── EXERCISE MATERIAL

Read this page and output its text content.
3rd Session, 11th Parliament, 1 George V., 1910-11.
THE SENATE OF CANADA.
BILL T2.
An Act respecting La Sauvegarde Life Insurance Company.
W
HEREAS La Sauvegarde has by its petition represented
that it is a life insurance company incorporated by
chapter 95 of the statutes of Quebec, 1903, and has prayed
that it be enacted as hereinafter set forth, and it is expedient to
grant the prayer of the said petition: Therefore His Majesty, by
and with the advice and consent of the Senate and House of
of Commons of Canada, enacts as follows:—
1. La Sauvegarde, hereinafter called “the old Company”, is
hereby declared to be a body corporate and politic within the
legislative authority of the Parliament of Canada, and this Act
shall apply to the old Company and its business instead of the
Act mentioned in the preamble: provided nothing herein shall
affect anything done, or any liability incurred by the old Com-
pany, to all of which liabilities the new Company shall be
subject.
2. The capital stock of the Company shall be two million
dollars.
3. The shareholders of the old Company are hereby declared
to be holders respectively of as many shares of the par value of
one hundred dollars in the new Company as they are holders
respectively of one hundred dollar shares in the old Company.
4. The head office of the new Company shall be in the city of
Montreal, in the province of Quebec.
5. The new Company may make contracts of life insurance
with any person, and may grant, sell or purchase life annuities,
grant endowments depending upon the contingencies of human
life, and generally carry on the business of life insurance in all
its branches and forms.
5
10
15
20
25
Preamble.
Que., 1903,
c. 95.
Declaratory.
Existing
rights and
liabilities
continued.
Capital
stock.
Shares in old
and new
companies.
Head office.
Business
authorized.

────

**AIM OF THE EXERCISE**
In the entries above, count each line with "this"; reply with the total only.

**RESULT OF THE TASK**
2